• [Page extract]:
*-*-*

Secure Cookie flag

(Daytona) #1

I have my site set up for HTTPS and even added HSTS (using cloudflare though), however I would like to set the secure flag for my session ID cookie and maybe the other cookies as well.

It looks like _forum_session is the main cookie we would want to secure and on the secure flag is set.

I have the HTTPS setting in admin enabled:
Should the full url for the site (Discourse.base_url) be http or https? DO NOT ENABLE THIS UNLESS HTTPS IS ALREADY SET UP AND WORKING!

I’m also on the latest version of Discourse: v1.3.0.beta6 +98

Any simple way of doing this? Maybe I should make a plugin?

Edit: Supposedly the _t cookie is the real user session cookie

(Jens Maier) #4

Also, the actual session ID is stored in the _t cookie. _forum_session is Rails’ cookie session store and isn’t used to identify the current user. The data it contains is encrypted server-side. :wink:

(Daytona) #5

_forum_session and _t are HttpOnly by default.

_t is the session cookie? jeeze its just an MD5 hash. Weak and brute force-able

(Kane York) #6

No, it’s not an MD5 hash, it’s SecureRandom.hex, and the value is your auth token. If someone takes that _t value, they can act as you until you press Log Out.

(Daytona) #7

Thank you for the correction @riking, however it still has the same amount of entropy as an MD5 hash (32 characters a-f 0-9).

It’s just as vulnerable to brute force guessing. Especially with a site that has many users.

(Kane York) #8

No it doesn’t. It has a full 128 bits of entropy, as it’s not “backed” by the password.

Though I guess there could be a protection in place for trying to guess auth tokens? If we see an auth token that isn’t assigned to a user, chuck the request into RateLimiter and block the IP once it triggers.

(Daytona) #9

a form of intrusion detection is always nice, but that is just a band-aid and would go well along with a stronger session ID. A good session cookie is much longer and usually has at least 2 parts. Similar to the way _forum_session values are.

edit: also automated blocking of IPs can be problematic when you use a WAF like cloudflare as all requests are coming from them.

edit2: I will build attempt a proof of concept attacking my own site and submit a private disclosure to the developers. I did not mean to have this topic turn into a vulnerability analysis. I really just want to put the secure flag on my session cookies!!!

(Sam Saffron) #10

Very unlikely you would be able to do anything with the session cookie, this ships with Rails.

I have no idea what you are trying to brute force here but you would have no chance.

WRT _t cookie, its basically a GUID, so yeah, if you can try every single GUID in existence, eventually you will hijack a browser session.

(Jeff Atwood) #11

Ok, my bad, if that is the case, then why not turn on this cookie param automatically when the user ticks the HTTPS option in settings? Seems safe enough?

*-*-*

• [Study questions]:
1. In the thread on the secure cookie flag, what does Kane York say the _t cookie value is generated with?
2. Summarize the secure cookie flag thread in two sentences.
3. Pick up the forum thread on the secure cookie flag after its final post.

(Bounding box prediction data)

*-*-*

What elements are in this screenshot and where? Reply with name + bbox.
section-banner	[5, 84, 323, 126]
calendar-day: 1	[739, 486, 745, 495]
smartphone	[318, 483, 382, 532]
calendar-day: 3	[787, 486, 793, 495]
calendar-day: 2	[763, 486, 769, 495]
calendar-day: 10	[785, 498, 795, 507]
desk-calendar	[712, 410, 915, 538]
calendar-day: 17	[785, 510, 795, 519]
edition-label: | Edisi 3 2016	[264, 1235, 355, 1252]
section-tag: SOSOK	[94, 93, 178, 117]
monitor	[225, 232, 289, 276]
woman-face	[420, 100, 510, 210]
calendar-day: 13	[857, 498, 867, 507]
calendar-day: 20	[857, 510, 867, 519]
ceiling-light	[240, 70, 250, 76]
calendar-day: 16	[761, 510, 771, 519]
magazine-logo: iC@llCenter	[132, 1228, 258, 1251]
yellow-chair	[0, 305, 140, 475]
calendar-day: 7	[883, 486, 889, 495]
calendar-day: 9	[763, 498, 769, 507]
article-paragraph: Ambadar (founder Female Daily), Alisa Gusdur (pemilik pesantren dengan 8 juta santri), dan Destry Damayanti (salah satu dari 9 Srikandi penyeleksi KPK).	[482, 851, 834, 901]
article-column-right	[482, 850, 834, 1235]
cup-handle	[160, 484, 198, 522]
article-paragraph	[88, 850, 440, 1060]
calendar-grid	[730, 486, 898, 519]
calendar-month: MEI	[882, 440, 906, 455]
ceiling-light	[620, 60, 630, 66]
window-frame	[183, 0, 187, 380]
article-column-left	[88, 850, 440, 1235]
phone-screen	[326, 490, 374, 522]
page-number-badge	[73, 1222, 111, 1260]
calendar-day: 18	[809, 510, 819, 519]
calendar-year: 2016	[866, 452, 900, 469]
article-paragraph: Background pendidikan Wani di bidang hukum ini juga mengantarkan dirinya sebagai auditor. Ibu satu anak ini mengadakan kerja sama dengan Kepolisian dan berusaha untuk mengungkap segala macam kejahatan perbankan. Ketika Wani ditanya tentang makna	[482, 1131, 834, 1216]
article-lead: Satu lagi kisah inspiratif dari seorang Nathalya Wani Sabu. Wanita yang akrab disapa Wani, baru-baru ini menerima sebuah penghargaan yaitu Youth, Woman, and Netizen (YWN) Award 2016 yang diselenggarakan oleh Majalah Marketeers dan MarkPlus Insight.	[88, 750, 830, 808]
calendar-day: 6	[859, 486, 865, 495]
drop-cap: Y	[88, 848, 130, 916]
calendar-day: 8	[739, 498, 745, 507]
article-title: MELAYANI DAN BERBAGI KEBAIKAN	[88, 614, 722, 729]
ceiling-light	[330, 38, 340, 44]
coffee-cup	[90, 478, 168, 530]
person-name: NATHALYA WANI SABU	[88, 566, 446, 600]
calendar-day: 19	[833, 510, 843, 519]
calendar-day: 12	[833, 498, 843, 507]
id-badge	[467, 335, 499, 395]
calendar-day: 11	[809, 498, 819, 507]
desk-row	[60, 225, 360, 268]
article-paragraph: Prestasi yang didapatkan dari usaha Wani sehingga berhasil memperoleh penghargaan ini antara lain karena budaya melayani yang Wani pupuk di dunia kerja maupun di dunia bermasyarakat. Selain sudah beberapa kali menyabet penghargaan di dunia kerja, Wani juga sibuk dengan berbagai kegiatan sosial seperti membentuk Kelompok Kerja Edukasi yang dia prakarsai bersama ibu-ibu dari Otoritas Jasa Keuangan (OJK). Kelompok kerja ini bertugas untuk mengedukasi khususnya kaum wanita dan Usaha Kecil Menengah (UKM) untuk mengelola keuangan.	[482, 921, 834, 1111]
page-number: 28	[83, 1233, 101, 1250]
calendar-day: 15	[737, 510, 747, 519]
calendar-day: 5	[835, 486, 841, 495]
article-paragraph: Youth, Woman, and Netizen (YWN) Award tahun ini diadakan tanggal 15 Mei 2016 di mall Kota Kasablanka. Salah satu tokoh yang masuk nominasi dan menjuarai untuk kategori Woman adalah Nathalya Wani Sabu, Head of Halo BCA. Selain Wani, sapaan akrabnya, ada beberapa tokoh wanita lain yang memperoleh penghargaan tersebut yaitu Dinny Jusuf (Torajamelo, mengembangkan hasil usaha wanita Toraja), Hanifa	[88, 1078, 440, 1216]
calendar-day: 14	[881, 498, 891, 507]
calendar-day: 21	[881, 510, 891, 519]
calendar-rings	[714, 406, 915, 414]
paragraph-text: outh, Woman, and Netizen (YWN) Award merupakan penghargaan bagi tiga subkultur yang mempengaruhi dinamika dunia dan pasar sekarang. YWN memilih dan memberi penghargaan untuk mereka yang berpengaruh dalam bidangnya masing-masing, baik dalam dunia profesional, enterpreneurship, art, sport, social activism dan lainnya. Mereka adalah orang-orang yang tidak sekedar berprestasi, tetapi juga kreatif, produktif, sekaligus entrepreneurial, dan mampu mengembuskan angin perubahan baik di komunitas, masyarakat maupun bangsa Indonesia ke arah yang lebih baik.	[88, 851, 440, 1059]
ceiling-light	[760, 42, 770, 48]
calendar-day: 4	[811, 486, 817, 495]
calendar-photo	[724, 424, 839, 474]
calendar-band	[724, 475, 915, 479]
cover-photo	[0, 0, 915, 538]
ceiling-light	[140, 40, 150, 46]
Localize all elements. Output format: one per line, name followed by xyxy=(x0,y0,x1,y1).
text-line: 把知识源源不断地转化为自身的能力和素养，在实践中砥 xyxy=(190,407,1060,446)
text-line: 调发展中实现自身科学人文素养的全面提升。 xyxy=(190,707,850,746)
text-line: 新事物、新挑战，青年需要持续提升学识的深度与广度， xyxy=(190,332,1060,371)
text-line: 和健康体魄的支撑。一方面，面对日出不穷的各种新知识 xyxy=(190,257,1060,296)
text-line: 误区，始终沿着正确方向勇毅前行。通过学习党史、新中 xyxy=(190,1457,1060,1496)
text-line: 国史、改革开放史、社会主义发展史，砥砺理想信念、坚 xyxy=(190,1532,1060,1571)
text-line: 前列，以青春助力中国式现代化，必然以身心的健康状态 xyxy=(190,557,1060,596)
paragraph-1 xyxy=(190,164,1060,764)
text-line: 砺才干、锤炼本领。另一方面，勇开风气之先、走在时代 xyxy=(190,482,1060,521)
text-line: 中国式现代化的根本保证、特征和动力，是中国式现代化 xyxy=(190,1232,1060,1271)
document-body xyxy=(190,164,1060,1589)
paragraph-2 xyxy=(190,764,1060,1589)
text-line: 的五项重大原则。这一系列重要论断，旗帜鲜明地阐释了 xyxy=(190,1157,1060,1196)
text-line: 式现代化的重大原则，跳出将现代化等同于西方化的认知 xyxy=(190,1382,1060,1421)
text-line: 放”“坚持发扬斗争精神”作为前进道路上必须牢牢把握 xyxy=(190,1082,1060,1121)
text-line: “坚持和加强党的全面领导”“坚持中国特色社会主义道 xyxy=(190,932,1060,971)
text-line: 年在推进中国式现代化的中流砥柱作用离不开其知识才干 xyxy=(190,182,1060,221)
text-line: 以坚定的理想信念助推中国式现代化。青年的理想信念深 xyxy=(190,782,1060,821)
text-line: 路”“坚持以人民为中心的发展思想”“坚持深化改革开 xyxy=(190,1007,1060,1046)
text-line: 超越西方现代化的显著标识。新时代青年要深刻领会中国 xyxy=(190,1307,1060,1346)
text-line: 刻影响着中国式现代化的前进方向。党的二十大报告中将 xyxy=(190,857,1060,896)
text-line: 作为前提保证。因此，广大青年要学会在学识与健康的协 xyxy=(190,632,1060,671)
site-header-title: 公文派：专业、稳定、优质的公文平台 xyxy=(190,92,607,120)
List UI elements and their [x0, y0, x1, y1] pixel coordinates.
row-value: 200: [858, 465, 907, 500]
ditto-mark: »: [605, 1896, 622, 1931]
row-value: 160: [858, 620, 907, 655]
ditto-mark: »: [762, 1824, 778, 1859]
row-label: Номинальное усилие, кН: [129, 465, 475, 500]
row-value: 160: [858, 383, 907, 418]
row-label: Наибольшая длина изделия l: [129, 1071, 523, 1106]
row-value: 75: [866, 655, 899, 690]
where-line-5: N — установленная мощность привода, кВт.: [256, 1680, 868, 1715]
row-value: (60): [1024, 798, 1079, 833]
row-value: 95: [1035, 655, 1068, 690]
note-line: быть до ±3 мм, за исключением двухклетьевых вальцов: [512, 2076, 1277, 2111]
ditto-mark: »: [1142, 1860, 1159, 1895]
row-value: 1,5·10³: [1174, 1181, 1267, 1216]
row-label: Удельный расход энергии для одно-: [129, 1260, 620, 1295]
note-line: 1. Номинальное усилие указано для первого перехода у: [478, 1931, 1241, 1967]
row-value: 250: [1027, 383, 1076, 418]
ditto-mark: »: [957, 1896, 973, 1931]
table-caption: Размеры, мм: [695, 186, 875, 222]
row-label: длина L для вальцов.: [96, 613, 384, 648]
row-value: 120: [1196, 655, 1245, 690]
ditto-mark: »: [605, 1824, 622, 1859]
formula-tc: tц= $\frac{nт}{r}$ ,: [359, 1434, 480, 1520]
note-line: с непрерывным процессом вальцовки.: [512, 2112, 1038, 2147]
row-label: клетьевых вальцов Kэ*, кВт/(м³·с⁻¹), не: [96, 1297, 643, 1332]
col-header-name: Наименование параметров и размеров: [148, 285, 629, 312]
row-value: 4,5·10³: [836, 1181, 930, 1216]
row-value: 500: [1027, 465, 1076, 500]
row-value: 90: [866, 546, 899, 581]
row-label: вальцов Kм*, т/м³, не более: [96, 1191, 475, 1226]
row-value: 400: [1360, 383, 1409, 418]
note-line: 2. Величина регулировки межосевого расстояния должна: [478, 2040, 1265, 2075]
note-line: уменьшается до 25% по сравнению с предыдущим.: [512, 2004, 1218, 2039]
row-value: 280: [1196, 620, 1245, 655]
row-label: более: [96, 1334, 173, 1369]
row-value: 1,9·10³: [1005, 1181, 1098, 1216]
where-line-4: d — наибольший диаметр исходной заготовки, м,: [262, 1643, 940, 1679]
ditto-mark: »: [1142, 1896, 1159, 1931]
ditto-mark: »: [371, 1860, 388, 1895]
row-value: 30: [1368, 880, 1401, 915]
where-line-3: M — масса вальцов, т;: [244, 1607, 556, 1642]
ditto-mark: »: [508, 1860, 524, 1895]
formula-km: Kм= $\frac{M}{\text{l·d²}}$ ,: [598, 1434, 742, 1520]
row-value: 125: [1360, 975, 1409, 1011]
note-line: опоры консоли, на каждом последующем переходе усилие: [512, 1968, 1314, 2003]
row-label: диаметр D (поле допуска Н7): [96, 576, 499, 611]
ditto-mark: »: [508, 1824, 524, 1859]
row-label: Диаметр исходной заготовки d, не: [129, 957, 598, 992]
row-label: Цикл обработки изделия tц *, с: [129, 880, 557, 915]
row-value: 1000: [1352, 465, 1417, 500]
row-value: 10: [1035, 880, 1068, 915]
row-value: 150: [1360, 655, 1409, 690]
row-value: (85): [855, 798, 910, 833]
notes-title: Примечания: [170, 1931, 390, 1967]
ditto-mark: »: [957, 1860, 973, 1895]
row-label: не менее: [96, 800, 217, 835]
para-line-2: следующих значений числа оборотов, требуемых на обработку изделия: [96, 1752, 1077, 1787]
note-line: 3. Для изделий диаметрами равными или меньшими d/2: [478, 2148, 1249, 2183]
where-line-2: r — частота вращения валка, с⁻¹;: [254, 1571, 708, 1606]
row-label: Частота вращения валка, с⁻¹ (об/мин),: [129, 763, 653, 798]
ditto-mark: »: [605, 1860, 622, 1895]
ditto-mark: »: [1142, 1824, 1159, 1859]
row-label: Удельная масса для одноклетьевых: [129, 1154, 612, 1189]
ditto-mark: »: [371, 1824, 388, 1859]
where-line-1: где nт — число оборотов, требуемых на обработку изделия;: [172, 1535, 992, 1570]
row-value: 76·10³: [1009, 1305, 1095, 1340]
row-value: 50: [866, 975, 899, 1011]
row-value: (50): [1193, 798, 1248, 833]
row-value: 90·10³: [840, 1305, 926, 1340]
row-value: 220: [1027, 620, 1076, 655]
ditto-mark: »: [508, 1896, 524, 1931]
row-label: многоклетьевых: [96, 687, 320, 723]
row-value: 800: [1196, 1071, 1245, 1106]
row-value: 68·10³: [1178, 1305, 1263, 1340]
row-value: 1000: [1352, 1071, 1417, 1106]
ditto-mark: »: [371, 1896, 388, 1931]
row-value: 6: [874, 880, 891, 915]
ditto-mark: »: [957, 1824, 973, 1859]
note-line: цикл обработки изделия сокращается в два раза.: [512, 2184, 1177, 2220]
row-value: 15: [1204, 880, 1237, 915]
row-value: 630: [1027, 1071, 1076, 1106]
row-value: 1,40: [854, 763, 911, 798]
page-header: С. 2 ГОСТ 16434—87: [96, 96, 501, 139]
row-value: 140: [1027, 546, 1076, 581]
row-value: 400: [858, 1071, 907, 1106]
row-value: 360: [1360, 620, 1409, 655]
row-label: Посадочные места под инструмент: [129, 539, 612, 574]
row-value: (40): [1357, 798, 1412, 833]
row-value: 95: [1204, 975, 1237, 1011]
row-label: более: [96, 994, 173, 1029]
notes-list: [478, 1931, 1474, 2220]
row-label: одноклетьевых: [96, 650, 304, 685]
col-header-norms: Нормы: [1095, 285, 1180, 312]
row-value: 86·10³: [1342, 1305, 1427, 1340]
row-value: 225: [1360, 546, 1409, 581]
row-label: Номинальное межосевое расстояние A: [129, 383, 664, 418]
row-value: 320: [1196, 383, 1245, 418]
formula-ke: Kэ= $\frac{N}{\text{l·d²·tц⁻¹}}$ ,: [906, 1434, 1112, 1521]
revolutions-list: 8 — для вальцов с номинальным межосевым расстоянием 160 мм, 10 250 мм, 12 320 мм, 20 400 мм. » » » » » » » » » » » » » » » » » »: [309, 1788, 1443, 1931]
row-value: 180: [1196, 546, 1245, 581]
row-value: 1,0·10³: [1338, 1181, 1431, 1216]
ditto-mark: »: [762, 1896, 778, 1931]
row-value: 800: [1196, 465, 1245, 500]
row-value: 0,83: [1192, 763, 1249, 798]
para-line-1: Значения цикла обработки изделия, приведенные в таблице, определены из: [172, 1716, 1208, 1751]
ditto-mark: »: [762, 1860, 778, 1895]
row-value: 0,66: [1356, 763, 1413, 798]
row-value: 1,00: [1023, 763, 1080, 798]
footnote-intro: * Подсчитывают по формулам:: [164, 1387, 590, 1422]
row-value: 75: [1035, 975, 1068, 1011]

*-*-*

• [Written responses]:
1. SecureRandom.hex

2. A Discourse site owner whose site already uses HTTPS asks how to set the secure flag on the session cookies, and replies explain that the _t cookie holds the auth token while _forum_session is Rails' cookie session store with server-side encrypted data. The discussion turns to whether the _t value could be brute-forced, with Kane York stating it has a full 128 bits of entropy and Jeff Atwood suggesting the cookie setting be turned on automatically when the HTTPS option is enabled.

3.
(Daytona) #12

I would like this! If you look at, it has the secure flag on it’s _t and _forum_session cookies.

(Jeff Atwood) #13

Hmm, unless nginx is adding that it should be coming from Discourse. Thoughts @sam?

(Sam Saffron) #14

There is a site setting you must enable if you are on https, I am pretty sure that forces the cookies to be secure.

(Jeff Atwood) #15

So basically this feature already exists :laughing:

(Daytona) #16

I’ve searched settings for cookies, https, ssl and have only found the one setting for https (which is enabled already)

(Kane York) #17

Try logging out and in again, are the reissued cookies Secure?

(Jeff Atwood) #18

Look at a few of our customers on HTTPS and check for the presence of that flag. Try – if Discourse, the software, is not adding that, then it must be coming from middleware somewhere.

(Daytona) #19

Already tried this. Logged out, deleted remaining cookies, logged in. no secure flag. Is it setting that I need to set then rebuild app?

That site has the secure flag on their _forum_session. Nothing about digital ocean (which I’m using) would prevent setting the cookie flag… its just apart of the response from the application. Since I’m just running a vanilla updated docker image, there’s nothing that would prevent the application from setting a secure cookie.

(Adam Curtis) #20

I’m also having an issue like @Daytona. I have enabled the https option (and tried logging out, destroying cookies etc) and it still doesn’t seem to be enabling the cookie option :frowning:

Our forum is here:

(Aaron Boushley) #21

@codinghorror @sam It looks like this cookie gets setup in the default_current_user_provider around line 69.

There is nothing there that looks at the use_https site setting and adds the secure flag.

Seems like this would be a pretty easy addition, open to a PR for this?

Setting the session token '_t' on the entire domain, not just my subdomain
(Sam Saffron) #22

Yes, but this needs to be VERY aggressively tested and we also need to consider backwards compat here.